[Saved data entries]
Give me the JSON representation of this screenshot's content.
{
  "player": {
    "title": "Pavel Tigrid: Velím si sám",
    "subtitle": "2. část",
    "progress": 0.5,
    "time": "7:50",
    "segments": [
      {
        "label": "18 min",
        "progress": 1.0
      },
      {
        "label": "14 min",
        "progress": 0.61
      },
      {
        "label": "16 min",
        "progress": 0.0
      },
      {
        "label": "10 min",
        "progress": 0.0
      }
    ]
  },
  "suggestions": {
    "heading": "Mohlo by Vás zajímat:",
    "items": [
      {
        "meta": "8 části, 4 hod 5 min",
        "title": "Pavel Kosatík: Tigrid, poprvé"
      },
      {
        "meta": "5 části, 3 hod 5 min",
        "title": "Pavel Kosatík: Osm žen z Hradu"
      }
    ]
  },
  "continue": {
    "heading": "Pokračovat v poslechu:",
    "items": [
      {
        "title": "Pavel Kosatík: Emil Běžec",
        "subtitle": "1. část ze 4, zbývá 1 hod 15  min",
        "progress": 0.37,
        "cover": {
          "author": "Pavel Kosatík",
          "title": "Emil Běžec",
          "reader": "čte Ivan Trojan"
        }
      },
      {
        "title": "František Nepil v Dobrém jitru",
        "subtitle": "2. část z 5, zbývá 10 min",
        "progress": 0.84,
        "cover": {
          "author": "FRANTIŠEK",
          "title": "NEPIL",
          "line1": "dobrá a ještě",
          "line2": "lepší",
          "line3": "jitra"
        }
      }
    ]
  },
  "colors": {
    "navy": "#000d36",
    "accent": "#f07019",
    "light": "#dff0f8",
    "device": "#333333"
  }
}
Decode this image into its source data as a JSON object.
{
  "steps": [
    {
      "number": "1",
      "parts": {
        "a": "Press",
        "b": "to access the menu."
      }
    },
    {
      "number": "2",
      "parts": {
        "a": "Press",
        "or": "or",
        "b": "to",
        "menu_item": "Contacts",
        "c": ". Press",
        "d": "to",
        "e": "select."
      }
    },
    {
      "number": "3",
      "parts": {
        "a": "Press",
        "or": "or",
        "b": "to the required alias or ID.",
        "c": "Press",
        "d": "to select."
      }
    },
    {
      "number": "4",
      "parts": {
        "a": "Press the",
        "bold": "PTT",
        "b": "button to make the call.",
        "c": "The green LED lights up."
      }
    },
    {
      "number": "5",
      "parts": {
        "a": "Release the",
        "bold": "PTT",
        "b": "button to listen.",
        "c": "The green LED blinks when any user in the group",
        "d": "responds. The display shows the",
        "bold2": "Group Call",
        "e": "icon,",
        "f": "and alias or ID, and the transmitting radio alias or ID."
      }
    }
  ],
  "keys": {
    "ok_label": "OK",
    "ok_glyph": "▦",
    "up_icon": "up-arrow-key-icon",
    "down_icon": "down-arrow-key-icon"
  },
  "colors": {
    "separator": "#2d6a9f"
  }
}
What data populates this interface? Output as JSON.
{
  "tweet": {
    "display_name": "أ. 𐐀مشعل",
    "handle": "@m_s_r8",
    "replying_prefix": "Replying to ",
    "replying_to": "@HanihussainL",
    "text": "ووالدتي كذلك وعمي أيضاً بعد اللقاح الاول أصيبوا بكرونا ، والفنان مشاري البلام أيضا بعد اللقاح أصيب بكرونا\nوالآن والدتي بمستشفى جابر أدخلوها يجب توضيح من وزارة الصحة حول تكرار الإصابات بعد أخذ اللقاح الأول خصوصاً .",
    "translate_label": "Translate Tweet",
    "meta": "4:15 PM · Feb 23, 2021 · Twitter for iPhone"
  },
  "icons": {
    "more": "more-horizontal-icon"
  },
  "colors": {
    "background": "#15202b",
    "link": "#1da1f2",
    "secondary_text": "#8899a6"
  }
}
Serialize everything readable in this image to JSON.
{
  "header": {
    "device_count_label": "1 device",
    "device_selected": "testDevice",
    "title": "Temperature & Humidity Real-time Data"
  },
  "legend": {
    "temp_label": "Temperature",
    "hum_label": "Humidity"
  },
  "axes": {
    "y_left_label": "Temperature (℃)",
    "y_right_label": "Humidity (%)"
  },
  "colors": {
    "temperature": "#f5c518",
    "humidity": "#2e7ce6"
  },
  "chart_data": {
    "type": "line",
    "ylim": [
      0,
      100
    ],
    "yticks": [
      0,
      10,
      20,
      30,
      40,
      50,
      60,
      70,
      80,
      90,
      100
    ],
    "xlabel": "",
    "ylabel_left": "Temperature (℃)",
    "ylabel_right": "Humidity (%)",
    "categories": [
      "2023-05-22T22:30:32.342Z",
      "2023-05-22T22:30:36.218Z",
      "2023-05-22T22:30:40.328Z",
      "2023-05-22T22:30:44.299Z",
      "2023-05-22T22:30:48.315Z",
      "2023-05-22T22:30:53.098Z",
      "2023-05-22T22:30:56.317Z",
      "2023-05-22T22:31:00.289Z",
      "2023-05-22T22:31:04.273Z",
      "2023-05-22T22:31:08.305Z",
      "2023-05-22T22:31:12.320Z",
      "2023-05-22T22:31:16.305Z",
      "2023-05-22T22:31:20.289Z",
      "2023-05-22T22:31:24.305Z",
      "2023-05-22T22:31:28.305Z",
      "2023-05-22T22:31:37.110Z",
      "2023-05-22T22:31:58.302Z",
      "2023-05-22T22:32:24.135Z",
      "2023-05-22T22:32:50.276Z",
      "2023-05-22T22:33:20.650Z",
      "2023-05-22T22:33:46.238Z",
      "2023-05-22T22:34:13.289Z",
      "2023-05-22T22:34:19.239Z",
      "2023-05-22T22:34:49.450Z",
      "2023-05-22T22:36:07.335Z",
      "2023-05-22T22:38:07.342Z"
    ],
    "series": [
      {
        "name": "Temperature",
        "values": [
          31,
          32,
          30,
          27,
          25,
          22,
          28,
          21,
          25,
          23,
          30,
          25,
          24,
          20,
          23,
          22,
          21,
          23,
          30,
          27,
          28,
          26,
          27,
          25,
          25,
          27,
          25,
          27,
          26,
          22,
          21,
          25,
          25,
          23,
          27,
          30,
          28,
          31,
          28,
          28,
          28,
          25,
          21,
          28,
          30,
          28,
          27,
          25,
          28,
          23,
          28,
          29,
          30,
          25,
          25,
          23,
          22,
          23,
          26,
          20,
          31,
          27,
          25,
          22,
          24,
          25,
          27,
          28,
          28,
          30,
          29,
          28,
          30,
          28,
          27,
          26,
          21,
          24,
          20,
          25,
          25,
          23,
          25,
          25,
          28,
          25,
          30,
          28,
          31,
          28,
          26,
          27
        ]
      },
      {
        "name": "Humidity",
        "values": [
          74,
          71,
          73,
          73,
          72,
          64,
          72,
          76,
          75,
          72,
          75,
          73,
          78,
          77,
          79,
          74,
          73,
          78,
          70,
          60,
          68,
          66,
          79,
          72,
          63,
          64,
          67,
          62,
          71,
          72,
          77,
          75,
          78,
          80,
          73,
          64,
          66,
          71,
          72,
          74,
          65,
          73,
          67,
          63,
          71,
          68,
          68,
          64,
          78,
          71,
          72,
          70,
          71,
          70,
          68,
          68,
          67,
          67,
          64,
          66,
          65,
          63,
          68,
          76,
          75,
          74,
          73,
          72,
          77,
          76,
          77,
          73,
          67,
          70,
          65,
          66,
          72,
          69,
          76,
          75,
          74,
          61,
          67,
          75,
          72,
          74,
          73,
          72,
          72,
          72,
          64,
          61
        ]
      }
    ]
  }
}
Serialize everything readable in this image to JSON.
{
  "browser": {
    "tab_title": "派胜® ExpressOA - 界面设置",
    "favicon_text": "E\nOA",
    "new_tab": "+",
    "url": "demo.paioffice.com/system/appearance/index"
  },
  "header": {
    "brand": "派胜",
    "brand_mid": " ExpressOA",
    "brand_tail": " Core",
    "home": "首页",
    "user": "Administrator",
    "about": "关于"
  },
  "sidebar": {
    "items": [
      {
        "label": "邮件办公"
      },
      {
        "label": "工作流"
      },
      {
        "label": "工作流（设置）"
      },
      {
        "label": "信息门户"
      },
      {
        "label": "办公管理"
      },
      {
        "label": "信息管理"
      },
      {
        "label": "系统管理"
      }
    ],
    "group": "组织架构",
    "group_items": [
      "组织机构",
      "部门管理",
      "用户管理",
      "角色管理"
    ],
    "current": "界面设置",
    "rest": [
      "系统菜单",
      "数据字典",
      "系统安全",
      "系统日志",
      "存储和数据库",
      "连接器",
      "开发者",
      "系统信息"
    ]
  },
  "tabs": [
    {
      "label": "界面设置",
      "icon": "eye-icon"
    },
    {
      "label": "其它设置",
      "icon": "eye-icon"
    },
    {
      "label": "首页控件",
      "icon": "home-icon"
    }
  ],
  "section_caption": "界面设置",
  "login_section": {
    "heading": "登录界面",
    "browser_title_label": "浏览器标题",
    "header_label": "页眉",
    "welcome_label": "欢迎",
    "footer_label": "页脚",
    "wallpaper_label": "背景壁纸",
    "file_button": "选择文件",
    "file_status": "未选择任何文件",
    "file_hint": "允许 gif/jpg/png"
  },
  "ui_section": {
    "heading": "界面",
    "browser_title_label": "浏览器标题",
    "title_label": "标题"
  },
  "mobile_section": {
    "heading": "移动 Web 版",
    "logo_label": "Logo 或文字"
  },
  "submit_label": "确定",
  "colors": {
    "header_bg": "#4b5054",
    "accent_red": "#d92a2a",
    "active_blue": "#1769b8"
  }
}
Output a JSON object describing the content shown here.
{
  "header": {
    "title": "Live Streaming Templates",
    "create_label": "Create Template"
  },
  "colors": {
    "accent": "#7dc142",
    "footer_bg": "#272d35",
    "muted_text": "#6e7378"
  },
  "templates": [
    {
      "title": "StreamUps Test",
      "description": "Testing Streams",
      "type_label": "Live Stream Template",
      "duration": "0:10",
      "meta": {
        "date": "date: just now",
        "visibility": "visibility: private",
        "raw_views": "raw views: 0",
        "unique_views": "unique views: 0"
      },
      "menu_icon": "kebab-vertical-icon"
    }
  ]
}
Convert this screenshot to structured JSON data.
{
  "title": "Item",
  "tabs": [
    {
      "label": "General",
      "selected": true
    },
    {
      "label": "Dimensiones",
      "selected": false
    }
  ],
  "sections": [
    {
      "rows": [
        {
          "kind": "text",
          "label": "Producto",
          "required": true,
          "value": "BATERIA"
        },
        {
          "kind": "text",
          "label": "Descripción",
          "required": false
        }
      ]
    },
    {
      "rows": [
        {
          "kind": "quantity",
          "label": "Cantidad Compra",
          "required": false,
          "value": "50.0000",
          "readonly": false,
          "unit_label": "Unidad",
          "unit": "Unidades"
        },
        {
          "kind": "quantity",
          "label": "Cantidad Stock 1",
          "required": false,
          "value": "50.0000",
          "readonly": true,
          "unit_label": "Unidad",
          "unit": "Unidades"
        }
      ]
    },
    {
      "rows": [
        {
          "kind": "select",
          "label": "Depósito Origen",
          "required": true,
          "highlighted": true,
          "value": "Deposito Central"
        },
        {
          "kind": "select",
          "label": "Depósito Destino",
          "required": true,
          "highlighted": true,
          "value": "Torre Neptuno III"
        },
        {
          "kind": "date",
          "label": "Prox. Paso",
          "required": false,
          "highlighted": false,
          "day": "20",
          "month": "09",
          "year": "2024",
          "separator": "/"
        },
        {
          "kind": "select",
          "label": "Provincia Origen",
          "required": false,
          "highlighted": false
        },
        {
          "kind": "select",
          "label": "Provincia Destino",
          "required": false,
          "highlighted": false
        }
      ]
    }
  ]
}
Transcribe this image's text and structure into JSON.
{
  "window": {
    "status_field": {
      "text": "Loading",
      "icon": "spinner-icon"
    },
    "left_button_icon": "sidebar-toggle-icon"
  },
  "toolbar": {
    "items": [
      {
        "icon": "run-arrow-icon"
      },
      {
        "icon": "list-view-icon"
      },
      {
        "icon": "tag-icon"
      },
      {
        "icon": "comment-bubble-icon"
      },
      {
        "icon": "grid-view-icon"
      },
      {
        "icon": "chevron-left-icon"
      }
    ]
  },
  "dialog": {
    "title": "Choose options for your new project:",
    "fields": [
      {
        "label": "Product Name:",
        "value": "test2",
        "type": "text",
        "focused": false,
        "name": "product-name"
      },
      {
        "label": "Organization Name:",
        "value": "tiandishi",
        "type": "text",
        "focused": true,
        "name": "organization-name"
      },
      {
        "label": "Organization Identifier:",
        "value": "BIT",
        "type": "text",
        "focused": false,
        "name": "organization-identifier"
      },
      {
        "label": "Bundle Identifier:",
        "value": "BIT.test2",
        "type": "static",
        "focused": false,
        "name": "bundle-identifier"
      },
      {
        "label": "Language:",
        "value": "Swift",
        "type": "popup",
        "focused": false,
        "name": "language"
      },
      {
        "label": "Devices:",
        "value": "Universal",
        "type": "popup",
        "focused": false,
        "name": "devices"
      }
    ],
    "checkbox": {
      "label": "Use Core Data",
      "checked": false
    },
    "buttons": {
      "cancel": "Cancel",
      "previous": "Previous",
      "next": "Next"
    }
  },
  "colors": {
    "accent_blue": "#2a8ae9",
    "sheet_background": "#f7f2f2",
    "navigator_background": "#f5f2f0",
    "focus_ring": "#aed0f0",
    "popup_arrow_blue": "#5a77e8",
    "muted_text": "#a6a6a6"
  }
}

:: What the exercise asks ::
Copy every line from the records above that contains the word "Output".

:: Response ::
What data populates this interface? Output as JSON.
Output a JSON object describing the content shown here.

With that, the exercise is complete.